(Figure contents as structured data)
============

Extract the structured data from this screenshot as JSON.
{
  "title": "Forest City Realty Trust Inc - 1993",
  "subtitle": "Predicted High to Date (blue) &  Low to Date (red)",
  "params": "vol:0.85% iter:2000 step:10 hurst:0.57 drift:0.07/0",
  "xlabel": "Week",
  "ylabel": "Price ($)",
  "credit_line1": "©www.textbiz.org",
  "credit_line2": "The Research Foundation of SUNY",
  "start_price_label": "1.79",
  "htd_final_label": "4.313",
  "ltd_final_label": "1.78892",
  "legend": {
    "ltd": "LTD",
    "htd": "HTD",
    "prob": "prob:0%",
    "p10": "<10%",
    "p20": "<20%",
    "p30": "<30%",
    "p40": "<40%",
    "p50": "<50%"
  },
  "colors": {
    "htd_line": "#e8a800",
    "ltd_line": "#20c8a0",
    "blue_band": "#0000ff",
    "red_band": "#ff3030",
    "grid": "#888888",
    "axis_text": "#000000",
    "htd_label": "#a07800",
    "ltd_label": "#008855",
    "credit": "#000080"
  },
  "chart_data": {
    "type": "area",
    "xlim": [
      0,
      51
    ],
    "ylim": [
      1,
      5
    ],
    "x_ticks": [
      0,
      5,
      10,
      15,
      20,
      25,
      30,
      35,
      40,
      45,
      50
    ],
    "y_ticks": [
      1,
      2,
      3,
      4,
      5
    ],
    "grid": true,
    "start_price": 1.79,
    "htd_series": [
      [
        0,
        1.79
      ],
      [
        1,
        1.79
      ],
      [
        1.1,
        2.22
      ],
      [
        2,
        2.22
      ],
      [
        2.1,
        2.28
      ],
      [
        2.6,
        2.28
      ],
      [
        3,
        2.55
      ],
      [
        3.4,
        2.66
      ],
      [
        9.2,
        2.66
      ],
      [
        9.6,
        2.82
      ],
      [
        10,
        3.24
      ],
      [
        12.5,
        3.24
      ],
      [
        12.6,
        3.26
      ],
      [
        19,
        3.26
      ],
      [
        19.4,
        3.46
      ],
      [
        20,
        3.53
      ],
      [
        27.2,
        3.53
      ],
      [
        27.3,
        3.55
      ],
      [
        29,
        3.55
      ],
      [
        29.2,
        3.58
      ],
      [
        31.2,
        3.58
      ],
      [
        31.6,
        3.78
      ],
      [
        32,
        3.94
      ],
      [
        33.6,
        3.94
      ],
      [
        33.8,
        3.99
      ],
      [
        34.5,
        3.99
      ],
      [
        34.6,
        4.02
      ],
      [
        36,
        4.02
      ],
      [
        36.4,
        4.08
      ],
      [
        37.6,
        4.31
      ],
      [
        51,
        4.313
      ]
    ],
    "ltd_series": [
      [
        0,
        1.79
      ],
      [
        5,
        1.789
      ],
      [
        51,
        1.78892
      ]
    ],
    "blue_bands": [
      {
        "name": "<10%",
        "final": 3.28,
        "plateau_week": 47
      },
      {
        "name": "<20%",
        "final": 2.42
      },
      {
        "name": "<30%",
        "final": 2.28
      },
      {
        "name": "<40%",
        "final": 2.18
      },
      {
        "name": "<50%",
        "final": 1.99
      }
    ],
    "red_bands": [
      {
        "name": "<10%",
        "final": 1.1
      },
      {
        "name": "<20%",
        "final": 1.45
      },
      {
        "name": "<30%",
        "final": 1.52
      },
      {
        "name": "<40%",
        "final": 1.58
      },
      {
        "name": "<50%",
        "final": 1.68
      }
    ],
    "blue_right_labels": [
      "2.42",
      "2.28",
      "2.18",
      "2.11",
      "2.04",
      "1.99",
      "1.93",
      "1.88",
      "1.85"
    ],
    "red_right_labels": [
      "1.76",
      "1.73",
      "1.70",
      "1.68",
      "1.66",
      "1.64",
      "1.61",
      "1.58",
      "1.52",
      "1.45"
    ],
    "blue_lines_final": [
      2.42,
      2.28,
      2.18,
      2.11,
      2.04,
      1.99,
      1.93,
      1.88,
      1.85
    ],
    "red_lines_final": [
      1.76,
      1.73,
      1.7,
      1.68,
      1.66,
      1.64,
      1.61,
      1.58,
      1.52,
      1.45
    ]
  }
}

============

Reproduce the data in full, exactly as presented.

Task result:
Extract the structured data from this screenshot as JSON.
{
  "title": "Forest City Realty Trust Inc - 1993",
  "subtitle": "Predicted High to Date (blue) &  Low to Date (red)",
  "params": "vol:0.85% iter:2000 step:10 hurst:0.57 drift:0.07/0",
  "xlabel": "Week",
  "ylabel": "Price ($)",
  "credit_line1": "©www.textbiz.org",
  "credit_line2": "The Research Foundation of SUNY",
  "start_price_label": "1.79",
  "htd_final_label": "4.313",
  "ltd_final_label": "1.78892",
  "legend": {
    "ltd": "LTD",
    "htd": "HTD",
    "prob": "prob:0%",
    "p10": "<10%",
    "p20": "<20%",
    "p30": "<30%",
    "p40": "<40%",
    "p50": "<50%"
  },
  "colors": {
    "htd_line": "#e8a800",
    "ltd_line": "#20c8a0",
    "blue_band": "#0000ff",
    "red_band": "#ff3030",
    "grid": "#888888",
    "axis_text": "#000000",
    "htd_label": "#a07800",
    "ltd_label": "#008855",
    "credit": "#000080"
  },
  "chart_data": {
    "type": "area",
    "xlim": [
      0,
      51
    ],
    "ylim": [
      1,
      5
    ],
    "x_ticks": [
      0,
      5,
      10,
      15,
      20,
      25,
      30,
      35,
      40,
      45,
      50
    ],
    "y_ticks": [
      1,
      2,
      3,
      4,
      5
    ],
    "grid": true,
    "start_price": 1.79,
    "htd_series": [
      [
        0,
        1.79
      ],
      [
        1,
        1.79
      ],
      [
        1.1,
        2.22
      ],
      [
        2,
        2.22
      ],
      [
        2.1,
        2.28
      ],
      [
        2.6,
        2.28
      ],
      [
        3,
        2.55
      ],
      [
        3.4,
        2.66
      ],
      [
        9.2,
        2.66
      ],
      [
        9.6,
        2.82
      ],
      [
        10,
        3.24
      ],
      [
        12.5,
        3.24
      ],
      [
        12.6,
        3.26
      ],
      [
        19,
        3.26
      ],
      [
        19.4,
        3.46
      ],
      [
        20,
        3.53
      ],
      [
        27.2,
        3.53
      ],
      [
        27.3,
        3.55
      ],
      [
        29,
        3.55
      ],
      [
        29.2,
        3.58
      ],
      [
        31.2,
        3.58
      ],
      [
        31.6,
        3.78
      ],
      [
        32,
        3.94
      ],
      [
        33.6,
        3.94
      ],
      [
        33.8,
        3.99
      ],
      [
        34.5,
        3.99
      ],
      [
        34.6,
        4.02
      ],
      [
        36,
        4.02
      ],
      [
        36.4,
        4.08
      ],
      [
        37.6,
        4.31
      ],
      [
        51,
        4.313
      ]
    ],
    "ltd_series": [
      [
        0,
        1.79
      ],
      [
        5,
        1.789
      ],
      [
        51,
        1.78892
      ]
    ],
    "blue_bands": [
      {
        "name": "<10%",
        "final": 3.28,
        "plateau_week": 47
      },
      {
        "name": "<20%",
        "final": 2.42
      },
      {
        "name": "<30%",
        "final": 2.28
      },
      {
        "name": "<40%",
        "final": 2.18
      },
      {
        "name": "<50%",
        "final": 1.99
      }
    ],
    "red_bands": [
      {
        "name": "<10%",
        "final": 1.1
      },
      {
        "name": "<20%",
        "final": 1.45
      },
      {
        "name": "<30%",
        "final": 1.52
      },
      {
        "name": "<40%",
        "final": 1.58
      },
      {
        "name": "<50%",
        "final": 1.68
      }
    ],
    "blue_right_labels": [
      "2.42",
      "2.28",
      "2.18",
      "2.11",
      "2.04",
      "1.99",
      "1.93",
      "1.88",
      "1.85"
    ],
    "red_right_labels": [
      "1.76",
      "1.73",
      "1.70",
      "1.68",
      "1.66",
      "1.64",
      "1.61",
      "1.58",
      "1.52",
      "1.45"
    ],
    "blue_lines_final": [
      2.42,
      2.28,
      2.18,
      2.11,
      2.04,
      1.99,
      1.93,
      1.88,
      1.85
    ],
    "red_lines_final": [
      1.76,
      1.73,
      1.7,
      1.68,
      1.66,
      1.64,
      1.61,
      1.58,
      1.52,
      1.45
    ]
  }
}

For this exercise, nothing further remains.